[START OF EXCERPTED RECORDS]

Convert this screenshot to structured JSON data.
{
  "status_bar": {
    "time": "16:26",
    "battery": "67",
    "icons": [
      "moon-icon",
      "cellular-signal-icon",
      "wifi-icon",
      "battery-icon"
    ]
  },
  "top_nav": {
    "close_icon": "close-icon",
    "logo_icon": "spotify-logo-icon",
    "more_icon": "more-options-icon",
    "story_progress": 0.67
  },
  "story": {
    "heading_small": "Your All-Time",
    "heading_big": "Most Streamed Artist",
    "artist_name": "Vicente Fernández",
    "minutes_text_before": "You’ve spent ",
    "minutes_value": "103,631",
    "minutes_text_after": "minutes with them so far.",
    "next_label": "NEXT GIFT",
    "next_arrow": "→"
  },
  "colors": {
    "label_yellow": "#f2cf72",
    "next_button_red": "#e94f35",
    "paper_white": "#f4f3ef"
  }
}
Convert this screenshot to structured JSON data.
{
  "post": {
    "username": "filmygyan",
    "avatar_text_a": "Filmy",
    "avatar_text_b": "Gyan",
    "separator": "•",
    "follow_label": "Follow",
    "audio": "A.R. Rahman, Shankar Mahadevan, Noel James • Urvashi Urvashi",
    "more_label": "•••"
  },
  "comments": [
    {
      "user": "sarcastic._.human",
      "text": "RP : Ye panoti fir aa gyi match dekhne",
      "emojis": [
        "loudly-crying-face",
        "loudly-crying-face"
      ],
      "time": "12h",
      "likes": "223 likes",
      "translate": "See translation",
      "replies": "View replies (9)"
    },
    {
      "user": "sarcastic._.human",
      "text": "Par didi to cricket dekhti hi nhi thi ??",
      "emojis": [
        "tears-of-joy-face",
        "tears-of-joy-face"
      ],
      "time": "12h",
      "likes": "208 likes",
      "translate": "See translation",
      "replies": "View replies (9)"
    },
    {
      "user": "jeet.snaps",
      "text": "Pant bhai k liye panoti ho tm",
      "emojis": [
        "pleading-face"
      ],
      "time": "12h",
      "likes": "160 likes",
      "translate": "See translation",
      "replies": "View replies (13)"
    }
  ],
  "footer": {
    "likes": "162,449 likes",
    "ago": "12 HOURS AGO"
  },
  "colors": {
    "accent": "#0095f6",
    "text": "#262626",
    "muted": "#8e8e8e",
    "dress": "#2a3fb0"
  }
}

[END OF EXCERPTED RECORDS]

Pull every line containing the word "face" out of the material.

        "loudly-crying-face",
        "loudly-crying-face"
        "tears-of-joy-face",
        "tears-of-joy-face"
        "pleading-face"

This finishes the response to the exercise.